RECORDED DATA:
────

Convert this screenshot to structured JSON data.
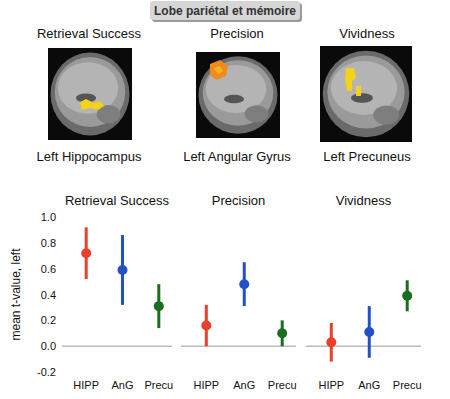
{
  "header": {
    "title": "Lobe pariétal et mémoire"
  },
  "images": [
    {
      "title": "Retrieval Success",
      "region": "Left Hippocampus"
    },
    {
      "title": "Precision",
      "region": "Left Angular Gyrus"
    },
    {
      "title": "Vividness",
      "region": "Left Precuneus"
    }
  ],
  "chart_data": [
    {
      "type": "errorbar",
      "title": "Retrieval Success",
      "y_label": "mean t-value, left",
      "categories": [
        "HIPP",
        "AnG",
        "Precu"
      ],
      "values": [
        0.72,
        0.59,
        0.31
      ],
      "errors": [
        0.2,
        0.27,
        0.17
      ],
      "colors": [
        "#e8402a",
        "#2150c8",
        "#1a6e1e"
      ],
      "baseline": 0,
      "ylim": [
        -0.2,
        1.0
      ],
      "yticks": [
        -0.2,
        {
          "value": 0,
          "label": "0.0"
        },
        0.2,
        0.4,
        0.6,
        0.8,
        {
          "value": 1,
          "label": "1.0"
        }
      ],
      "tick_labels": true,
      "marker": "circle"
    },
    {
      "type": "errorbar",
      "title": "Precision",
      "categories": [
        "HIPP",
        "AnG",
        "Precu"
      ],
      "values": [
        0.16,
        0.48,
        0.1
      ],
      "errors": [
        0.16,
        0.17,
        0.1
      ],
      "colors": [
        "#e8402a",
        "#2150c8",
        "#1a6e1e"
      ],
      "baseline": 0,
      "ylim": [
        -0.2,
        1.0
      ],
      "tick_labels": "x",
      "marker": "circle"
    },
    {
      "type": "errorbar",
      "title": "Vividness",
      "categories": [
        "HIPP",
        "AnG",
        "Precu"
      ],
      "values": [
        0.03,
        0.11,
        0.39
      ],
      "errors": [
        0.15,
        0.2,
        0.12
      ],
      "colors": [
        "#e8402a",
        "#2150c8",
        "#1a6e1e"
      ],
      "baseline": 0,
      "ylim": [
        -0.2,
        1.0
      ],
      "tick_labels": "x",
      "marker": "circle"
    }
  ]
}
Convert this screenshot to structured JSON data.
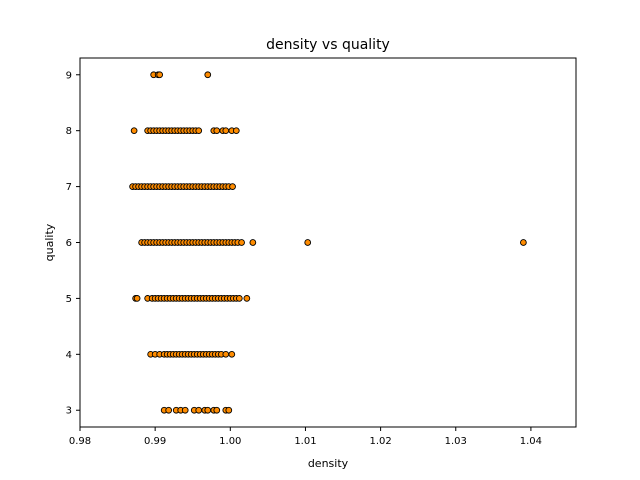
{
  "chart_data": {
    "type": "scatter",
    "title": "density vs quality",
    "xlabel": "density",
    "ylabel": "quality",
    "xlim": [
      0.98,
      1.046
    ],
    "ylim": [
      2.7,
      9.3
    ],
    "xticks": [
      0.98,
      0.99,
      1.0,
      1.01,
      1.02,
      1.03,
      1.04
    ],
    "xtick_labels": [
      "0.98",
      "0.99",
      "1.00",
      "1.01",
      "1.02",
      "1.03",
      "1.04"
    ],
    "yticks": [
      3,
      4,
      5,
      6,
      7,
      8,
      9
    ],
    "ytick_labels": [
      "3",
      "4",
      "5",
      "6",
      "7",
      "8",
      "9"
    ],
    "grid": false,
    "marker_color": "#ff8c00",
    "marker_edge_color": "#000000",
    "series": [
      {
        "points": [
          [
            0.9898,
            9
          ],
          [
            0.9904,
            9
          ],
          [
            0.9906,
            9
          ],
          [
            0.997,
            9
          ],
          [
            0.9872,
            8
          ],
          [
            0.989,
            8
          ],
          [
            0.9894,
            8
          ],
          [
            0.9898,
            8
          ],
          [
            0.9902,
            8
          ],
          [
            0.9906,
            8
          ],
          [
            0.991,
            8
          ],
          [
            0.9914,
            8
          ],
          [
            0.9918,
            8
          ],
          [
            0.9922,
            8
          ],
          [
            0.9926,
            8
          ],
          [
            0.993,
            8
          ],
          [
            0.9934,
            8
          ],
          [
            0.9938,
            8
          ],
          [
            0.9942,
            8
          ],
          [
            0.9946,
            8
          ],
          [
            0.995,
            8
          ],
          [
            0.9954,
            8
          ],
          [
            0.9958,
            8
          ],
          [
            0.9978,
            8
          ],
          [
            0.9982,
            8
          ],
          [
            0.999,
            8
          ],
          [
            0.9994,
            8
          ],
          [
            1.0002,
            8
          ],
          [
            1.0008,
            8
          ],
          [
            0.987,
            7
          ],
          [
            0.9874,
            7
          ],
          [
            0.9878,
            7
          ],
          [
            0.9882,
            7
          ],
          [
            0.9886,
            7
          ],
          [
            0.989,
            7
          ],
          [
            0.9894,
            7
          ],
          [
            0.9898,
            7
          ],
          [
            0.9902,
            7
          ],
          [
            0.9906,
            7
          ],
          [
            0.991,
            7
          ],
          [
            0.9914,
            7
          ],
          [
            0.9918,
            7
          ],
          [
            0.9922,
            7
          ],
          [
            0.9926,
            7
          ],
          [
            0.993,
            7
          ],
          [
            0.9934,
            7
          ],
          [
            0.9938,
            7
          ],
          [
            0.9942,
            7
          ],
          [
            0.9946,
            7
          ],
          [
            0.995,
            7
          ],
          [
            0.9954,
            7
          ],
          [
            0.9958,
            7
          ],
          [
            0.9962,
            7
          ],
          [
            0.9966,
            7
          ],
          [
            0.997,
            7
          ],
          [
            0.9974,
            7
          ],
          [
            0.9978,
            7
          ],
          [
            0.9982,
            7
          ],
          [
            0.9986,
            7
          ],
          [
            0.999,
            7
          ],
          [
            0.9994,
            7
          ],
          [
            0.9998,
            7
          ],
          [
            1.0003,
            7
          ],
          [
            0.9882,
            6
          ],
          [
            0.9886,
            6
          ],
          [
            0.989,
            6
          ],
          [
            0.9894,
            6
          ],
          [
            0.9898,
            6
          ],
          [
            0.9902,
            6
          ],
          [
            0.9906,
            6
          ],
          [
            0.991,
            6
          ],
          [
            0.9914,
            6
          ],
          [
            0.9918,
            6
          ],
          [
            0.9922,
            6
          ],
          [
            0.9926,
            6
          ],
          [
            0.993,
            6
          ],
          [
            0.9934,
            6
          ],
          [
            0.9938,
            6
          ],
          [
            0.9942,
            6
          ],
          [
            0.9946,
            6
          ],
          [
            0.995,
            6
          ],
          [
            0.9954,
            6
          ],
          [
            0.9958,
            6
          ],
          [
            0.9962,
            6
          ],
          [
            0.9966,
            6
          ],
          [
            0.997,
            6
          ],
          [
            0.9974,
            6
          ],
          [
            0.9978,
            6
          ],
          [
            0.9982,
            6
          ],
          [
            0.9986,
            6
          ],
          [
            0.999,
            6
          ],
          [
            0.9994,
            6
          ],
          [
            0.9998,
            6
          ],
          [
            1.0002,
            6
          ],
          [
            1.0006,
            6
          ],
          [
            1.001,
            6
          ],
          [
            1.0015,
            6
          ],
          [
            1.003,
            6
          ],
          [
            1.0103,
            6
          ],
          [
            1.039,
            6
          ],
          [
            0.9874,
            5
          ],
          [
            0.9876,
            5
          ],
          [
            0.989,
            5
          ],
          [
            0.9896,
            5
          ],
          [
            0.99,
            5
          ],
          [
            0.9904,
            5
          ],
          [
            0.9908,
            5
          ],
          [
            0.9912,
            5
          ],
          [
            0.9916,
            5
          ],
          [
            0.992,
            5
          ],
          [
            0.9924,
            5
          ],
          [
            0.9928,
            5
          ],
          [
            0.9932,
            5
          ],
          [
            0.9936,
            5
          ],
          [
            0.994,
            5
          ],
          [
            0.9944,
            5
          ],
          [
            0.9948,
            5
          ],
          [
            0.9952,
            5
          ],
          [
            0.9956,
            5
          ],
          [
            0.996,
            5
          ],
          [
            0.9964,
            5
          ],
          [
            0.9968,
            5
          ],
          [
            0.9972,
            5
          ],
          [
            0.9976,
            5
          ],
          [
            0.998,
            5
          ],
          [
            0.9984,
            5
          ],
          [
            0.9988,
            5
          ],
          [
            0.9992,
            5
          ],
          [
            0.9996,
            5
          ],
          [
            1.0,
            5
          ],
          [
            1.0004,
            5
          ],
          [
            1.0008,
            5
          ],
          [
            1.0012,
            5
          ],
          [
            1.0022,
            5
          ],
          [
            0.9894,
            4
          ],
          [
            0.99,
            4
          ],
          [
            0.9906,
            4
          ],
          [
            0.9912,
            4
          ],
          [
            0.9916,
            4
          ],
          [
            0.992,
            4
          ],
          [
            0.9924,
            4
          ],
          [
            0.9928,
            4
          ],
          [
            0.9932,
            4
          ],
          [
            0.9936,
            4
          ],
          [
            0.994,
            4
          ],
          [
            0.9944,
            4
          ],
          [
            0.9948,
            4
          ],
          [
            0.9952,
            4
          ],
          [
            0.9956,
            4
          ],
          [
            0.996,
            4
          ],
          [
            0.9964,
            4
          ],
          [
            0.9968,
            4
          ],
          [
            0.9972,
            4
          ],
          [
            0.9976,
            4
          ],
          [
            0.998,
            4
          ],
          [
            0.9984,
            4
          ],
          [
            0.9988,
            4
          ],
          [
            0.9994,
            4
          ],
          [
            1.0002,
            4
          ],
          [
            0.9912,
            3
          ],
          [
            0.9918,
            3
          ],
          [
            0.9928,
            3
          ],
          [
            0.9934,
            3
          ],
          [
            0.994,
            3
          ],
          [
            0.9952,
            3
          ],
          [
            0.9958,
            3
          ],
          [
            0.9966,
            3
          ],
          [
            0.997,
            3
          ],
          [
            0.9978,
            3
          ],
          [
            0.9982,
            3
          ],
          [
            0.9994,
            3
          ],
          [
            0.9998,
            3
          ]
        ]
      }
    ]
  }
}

────

EXERCISE DIRECTIONS:
Go through the lines above. Select every one that has the string "quality".

WRITTEN REPLY:
    "title": "density vs quality",
    "ylabel": "quality",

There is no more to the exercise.